# [YOUR GOAL]
Pick out every line in the data below that holds "JSON".

** begin DATA RECORDS **

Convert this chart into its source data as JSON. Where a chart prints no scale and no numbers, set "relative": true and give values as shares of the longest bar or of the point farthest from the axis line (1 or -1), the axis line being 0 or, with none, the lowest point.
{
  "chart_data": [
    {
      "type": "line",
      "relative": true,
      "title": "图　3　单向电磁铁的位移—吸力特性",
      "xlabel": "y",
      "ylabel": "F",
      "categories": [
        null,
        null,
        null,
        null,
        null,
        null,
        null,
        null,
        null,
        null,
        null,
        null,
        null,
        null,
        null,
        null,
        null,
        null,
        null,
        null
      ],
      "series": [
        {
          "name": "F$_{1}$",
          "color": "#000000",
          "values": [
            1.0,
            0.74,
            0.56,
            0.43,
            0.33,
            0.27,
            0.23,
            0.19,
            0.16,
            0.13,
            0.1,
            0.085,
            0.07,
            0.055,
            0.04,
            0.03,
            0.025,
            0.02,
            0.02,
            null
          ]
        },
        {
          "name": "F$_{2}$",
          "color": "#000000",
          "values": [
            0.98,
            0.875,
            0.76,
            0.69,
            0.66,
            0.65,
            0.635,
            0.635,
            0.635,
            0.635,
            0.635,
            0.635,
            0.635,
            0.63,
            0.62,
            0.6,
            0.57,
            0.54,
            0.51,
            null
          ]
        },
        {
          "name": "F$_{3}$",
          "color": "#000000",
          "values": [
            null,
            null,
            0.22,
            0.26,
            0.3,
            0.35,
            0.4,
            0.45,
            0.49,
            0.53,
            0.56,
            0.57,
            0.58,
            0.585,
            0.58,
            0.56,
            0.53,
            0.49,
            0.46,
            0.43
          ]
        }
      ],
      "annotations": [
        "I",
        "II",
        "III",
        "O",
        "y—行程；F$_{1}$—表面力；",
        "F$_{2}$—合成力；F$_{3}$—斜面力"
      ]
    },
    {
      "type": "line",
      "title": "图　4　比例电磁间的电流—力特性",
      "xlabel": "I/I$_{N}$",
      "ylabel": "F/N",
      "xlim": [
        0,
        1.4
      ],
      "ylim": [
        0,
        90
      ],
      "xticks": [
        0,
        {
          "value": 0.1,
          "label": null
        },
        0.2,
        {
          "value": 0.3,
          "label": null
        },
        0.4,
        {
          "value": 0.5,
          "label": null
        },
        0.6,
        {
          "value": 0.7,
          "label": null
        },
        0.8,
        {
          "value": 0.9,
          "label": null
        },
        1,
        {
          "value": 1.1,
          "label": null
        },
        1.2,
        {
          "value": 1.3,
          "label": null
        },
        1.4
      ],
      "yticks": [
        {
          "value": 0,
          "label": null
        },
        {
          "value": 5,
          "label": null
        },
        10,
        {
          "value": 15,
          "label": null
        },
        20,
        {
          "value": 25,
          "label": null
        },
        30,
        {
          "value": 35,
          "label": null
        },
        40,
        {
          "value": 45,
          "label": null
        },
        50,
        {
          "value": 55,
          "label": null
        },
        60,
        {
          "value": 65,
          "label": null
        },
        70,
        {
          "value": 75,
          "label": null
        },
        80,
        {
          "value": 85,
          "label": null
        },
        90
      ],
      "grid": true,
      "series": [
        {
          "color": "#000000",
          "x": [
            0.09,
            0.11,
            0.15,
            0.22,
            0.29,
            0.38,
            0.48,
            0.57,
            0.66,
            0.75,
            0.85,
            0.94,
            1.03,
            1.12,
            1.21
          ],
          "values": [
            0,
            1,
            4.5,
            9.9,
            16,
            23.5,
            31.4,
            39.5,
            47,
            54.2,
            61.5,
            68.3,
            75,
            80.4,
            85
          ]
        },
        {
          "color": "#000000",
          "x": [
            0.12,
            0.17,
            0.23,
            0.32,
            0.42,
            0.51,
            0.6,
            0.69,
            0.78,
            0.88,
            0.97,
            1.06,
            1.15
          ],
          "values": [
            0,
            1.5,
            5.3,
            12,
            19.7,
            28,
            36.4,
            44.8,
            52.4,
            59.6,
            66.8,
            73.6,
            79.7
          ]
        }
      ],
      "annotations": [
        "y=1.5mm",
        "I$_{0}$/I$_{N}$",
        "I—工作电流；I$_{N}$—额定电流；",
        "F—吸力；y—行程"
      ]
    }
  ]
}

** end DATA RECORDS **
** begin DATA RECORDS **

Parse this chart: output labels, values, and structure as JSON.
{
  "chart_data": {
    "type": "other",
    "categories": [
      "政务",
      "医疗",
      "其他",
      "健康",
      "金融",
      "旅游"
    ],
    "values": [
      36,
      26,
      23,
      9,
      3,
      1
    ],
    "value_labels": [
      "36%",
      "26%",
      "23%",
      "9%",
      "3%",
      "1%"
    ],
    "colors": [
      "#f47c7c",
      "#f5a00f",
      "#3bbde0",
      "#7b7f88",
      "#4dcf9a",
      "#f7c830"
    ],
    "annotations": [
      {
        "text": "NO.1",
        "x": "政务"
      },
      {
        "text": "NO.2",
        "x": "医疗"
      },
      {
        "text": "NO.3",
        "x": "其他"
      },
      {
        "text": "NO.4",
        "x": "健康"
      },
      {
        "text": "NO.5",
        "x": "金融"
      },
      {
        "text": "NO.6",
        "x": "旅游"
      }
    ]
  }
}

** end DATA RECORDS **

# [ANSWER TO THE TASK]
Convert this chart into its source data as JSON. Where a chart prints no scale and no numbers, set "relative": true and give values as shares of the longest bar or of the point farthest from the axis line (1 or -1), the axis line being 0 or, with none, the lowest point.
Parse this chart: output labels, values, and structure as JSON.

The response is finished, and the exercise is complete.